**Problem description**
Scan the lines below for the string "Give" and copy every one that has it.

**Some records**
:::::

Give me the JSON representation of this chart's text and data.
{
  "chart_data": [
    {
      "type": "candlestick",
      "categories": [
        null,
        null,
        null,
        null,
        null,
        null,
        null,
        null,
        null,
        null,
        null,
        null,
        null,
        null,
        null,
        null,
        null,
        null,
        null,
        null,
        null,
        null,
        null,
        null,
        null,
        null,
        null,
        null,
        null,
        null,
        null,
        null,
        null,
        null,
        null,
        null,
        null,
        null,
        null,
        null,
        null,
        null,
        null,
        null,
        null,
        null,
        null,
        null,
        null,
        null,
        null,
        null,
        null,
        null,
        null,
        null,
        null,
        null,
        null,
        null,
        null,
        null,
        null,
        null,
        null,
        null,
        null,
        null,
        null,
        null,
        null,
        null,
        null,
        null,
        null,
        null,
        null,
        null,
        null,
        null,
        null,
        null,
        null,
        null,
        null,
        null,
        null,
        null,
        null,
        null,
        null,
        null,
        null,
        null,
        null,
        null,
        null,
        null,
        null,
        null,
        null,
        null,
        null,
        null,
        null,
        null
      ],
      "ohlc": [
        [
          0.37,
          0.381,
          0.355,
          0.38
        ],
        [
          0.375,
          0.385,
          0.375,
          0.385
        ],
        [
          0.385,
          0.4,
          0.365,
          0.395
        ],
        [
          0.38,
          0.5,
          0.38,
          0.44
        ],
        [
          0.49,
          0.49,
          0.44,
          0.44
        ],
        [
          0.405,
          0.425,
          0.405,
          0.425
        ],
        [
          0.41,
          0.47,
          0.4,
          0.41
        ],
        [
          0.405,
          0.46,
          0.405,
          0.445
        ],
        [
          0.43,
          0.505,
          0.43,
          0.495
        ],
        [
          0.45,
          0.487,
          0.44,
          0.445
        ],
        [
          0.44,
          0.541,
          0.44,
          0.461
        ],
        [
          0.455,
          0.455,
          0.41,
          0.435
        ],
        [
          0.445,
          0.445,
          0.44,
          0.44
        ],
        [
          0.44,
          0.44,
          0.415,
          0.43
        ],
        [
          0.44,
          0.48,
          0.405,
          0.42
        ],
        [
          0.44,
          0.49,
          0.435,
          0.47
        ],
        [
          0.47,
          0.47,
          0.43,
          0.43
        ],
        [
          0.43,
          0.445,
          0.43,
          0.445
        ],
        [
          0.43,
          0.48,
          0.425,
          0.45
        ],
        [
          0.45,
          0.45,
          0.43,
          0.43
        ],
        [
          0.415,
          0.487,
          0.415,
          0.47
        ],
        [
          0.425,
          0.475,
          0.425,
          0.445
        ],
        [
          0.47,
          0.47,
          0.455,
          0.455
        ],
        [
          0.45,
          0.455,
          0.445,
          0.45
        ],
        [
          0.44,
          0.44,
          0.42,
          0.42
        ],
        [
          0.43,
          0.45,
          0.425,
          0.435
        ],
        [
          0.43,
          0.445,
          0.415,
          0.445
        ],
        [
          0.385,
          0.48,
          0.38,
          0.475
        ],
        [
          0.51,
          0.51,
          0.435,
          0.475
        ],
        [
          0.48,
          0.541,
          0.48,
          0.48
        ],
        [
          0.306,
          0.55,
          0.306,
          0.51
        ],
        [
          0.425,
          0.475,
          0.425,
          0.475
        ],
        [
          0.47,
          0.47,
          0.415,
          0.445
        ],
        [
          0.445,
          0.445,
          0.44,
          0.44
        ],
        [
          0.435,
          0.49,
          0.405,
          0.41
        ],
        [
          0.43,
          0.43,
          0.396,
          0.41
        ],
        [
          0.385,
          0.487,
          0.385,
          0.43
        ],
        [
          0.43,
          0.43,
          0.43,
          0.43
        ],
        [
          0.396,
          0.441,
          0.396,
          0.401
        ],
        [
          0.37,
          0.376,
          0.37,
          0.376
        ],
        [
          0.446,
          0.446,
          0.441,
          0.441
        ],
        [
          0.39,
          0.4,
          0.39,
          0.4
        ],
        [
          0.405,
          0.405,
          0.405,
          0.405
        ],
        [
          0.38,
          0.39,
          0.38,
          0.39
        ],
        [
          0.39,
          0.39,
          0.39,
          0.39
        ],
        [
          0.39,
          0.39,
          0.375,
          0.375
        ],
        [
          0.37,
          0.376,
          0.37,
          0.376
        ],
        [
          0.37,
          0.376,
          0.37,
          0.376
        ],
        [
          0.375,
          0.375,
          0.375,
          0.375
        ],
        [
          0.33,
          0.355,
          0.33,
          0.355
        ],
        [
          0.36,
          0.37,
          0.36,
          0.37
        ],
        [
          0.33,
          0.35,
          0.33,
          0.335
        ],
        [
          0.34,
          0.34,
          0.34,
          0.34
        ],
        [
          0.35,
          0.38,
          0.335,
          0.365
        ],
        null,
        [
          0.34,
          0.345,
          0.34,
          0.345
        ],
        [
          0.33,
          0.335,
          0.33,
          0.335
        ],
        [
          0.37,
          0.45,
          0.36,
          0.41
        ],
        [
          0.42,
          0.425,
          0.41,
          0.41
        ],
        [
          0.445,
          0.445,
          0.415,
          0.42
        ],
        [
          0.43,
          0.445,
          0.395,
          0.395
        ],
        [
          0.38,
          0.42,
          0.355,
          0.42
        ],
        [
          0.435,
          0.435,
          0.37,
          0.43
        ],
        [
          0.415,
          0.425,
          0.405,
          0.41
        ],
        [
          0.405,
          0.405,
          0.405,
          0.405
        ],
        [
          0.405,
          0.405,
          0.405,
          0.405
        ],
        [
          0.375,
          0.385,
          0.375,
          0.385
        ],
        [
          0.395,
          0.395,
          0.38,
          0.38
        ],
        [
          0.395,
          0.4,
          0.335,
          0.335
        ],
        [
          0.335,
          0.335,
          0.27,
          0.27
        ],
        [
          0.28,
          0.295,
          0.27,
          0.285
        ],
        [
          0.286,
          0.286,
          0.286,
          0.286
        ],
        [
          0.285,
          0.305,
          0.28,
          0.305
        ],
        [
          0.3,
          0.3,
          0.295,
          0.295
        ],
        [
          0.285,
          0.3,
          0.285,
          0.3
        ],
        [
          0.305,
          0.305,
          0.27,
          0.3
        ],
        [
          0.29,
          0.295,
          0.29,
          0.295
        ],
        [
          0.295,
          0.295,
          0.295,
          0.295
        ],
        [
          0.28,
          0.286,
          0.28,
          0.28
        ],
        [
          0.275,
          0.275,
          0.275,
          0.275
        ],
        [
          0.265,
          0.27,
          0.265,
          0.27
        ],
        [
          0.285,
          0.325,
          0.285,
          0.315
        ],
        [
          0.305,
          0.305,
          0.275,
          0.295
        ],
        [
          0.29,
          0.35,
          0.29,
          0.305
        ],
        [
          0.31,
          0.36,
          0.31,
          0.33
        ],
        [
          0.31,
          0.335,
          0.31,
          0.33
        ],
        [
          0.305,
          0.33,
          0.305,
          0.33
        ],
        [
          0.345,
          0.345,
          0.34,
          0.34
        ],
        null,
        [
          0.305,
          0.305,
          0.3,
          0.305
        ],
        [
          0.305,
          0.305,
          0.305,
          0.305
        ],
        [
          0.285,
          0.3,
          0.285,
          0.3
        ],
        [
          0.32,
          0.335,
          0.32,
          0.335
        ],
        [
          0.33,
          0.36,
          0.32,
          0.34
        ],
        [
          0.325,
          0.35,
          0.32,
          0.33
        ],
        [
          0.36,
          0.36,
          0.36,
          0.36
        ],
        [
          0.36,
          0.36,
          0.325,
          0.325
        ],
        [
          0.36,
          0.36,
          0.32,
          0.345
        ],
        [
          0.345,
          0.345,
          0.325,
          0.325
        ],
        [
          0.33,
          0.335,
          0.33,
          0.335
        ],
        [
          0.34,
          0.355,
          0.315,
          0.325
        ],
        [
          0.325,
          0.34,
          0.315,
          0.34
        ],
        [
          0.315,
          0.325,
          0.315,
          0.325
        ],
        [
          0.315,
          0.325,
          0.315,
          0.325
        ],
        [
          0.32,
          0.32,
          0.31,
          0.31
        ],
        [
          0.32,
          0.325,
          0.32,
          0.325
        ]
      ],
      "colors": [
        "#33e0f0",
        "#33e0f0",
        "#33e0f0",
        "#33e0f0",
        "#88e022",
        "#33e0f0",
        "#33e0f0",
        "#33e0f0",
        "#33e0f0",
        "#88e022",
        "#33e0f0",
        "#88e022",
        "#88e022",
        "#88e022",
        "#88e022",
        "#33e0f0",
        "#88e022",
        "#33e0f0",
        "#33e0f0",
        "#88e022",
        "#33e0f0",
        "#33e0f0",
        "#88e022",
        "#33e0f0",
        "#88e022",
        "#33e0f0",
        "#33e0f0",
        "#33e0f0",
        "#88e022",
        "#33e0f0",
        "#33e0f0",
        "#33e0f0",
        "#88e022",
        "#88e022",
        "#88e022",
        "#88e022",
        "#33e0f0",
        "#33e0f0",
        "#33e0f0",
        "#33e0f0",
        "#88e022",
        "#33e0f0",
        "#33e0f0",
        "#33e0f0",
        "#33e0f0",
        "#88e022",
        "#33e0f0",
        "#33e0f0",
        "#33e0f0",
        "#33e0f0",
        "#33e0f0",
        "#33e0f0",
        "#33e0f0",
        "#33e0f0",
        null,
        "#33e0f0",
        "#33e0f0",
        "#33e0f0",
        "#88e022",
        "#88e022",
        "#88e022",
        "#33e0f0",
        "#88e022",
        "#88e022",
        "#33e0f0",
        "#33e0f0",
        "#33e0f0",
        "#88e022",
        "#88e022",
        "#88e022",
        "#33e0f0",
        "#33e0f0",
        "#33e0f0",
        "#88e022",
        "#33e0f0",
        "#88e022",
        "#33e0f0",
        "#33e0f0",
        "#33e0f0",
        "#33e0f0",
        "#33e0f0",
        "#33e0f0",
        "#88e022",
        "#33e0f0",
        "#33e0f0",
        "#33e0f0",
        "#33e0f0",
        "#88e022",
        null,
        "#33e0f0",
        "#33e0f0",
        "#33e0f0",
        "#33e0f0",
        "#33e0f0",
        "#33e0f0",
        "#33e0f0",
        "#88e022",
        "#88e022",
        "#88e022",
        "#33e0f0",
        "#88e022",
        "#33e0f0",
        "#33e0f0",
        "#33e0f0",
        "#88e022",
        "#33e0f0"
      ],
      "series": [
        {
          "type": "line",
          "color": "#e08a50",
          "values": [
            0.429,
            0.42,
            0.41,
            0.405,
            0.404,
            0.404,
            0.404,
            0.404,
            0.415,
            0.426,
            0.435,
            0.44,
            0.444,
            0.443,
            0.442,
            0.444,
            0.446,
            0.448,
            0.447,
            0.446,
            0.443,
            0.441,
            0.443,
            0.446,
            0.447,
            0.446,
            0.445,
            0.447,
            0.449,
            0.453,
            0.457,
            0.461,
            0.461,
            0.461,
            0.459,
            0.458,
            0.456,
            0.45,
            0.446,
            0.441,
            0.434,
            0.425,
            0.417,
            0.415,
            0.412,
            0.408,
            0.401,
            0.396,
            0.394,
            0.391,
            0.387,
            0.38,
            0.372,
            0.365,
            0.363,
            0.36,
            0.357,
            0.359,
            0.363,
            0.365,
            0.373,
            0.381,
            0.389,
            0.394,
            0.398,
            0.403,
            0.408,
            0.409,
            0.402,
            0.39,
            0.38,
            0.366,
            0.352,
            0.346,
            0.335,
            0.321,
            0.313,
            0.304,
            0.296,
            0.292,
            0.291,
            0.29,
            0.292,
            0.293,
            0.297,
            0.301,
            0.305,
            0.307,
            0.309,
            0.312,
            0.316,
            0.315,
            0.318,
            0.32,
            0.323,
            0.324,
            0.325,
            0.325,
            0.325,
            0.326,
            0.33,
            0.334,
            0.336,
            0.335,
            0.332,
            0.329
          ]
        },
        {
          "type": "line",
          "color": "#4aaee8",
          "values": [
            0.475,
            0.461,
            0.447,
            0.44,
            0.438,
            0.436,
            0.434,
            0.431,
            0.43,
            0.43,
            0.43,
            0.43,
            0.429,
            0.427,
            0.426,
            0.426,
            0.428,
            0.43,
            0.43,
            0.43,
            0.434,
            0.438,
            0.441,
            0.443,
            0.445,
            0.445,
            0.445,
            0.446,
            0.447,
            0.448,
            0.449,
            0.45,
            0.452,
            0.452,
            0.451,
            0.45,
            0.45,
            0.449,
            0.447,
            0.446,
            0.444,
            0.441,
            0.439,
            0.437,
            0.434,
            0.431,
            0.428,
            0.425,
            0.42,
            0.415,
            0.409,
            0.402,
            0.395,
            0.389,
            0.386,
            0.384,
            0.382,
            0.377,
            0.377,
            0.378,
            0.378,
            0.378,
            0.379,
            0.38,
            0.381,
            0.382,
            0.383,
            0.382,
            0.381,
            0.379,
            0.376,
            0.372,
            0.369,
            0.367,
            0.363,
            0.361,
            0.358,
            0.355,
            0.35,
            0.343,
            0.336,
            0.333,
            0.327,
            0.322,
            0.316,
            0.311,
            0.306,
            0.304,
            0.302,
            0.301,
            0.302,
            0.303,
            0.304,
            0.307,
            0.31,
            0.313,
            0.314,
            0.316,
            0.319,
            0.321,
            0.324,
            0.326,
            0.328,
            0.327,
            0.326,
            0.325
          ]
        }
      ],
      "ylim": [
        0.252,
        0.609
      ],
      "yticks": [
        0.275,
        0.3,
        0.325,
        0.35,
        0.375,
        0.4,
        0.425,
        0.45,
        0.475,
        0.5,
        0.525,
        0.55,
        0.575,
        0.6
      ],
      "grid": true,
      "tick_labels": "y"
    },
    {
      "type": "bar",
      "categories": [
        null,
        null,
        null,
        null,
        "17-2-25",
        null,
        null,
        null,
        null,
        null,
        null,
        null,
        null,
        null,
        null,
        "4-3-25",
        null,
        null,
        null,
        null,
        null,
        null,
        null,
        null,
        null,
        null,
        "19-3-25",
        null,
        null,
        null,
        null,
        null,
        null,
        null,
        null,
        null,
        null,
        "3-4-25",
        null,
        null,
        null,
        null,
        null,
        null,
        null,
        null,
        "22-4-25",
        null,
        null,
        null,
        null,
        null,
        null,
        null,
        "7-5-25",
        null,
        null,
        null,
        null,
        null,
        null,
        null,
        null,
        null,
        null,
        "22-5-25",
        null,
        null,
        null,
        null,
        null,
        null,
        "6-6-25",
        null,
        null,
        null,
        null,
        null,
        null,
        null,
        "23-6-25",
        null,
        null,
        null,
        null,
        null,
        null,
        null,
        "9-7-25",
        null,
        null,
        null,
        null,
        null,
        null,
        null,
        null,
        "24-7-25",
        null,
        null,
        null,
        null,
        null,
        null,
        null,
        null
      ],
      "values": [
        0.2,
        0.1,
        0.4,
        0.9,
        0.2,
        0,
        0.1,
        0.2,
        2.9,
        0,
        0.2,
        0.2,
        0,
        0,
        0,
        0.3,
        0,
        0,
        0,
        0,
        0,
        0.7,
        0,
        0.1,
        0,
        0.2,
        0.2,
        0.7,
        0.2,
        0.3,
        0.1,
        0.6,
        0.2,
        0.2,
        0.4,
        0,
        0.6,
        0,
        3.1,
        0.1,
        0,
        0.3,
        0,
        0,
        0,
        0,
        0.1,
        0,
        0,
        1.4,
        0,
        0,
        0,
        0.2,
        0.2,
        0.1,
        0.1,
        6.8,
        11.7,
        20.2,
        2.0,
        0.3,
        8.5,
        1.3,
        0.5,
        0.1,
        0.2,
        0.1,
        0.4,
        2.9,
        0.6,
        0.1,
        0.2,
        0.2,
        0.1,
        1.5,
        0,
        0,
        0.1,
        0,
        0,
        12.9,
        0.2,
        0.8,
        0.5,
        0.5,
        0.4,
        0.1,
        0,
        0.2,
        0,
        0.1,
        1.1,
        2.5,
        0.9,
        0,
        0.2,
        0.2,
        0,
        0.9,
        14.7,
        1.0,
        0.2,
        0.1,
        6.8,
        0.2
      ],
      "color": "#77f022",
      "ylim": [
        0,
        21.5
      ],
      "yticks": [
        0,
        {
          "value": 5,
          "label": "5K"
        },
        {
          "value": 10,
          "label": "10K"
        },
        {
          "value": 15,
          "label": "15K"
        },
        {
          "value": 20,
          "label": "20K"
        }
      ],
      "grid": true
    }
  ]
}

:::::

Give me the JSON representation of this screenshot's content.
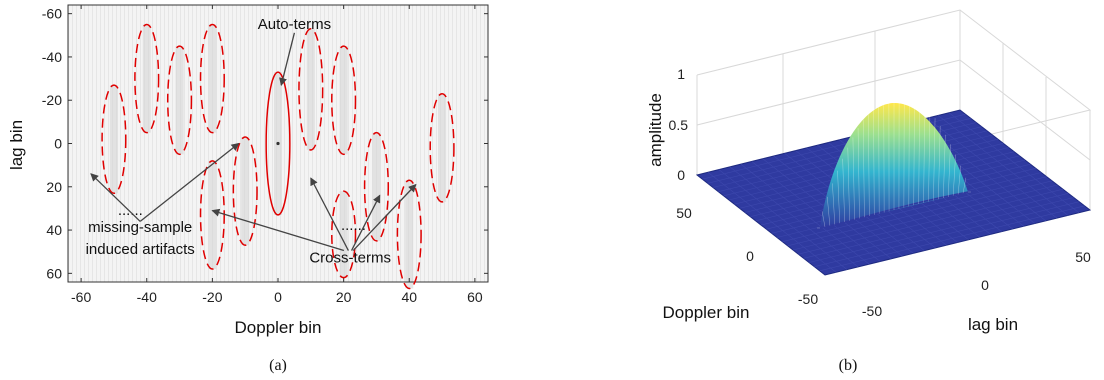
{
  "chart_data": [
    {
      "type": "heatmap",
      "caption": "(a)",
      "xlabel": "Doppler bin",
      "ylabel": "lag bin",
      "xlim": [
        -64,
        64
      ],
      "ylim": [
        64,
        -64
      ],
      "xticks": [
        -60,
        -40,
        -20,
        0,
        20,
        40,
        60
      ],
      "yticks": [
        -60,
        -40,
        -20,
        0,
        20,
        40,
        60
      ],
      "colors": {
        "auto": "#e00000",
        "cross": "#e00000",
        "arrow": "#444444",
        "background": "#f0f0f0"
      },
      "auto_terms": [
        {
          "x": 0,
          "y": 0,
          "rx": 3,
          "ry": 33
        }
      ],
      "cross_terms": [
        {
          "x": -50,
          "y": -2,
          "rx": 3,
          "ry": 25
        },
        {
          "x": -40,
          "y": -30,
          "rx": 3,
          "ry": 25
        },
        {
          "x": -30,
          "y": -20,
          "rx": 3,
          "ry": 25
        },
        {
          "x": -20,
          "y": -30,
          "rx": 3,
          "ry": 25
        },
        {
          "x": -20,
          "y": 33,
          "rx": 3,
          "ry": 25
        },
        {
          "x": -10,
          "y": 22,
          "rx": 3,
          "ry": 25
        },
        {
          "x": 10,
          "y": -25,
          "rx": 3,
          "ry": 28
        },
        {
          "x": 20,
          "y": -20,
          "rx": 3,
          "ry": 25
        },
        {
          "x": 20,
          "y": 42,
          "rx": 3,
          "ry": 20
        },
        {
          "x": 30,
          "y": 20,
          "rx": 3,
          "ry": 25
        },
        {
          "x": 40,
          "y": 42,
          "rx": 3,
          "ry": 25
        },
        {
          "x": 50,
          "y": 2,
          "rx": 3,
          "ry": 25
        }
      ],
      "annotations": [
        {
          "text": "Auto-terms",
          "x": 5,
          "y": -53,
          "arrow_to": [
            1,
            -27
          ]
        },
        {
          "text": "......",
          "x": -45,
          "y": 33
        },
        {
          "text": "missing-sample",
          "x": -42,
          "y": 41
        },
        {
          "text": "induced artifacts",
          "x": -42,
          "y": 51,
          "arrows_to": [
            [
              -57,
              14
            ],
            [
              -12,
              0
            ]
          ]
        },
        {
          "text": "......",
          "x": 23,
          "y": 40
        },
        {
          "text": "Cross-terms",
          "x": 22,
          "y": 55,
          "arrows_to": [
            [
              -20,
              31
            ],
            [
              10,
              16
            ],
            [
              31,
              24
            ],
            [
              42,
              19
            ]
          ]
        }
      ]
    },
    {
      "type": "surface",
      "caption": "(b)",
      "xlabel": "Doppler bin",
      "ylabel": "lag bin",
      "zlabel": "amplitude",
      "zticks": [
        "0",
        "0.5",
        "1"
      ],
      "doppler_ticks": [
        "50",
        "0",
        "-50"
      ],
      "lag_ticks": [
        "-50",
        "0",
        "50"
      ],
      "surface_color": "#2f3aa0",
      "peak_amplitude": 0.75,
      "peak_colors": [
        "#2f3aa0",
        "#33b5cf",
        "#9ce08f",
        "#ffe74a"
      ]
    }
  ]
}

:::::

**Full answer**
Give me the JSON representation of this chart's text and data.
Give me the JSON representation of this screenshot's content.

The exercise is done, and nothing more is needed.